- Do this
Using the data below, determine the number of lines that include the string "detail". Write only that number.
___ Data for the task ___
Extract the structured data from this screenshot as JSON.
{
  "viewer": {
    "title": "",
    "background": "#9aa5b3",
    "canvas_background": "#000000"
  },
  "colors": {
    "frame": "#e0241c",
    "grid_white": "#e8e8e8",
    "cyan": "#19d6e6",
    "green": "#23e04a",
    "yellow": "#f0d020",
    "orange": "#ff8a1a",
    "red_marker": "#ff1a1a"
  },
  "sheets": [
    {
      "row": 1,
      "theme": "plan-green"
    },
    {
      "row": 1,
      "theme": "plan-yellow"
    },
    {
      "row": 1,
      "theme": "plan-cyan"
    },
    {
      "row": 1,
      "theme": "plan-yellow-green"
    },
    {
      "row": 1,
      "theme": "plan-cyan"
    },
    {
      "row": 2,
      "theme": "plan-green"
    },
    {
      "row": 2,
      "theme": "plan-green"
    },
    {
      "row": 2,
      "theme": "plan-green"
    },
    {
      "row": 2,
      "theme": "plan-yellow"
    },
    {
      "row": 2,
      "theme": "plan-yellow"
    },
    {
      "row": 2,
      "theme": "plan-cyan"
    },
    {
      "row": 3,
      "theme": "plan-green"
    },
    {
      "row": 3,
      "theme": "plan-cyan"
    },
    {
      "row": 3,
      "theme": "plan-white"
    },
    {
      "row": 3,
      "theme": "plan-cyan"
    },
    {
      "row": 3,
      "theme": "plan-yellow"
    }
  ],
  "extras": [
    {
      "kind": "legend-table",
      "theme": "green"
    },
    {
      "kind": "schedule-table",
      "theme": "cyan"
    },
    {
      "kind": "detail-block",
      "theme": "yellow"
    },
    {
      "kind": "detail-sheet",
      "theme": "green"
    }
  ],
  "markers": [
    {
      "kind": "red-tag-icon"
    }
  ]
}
___
- Answer for the task
2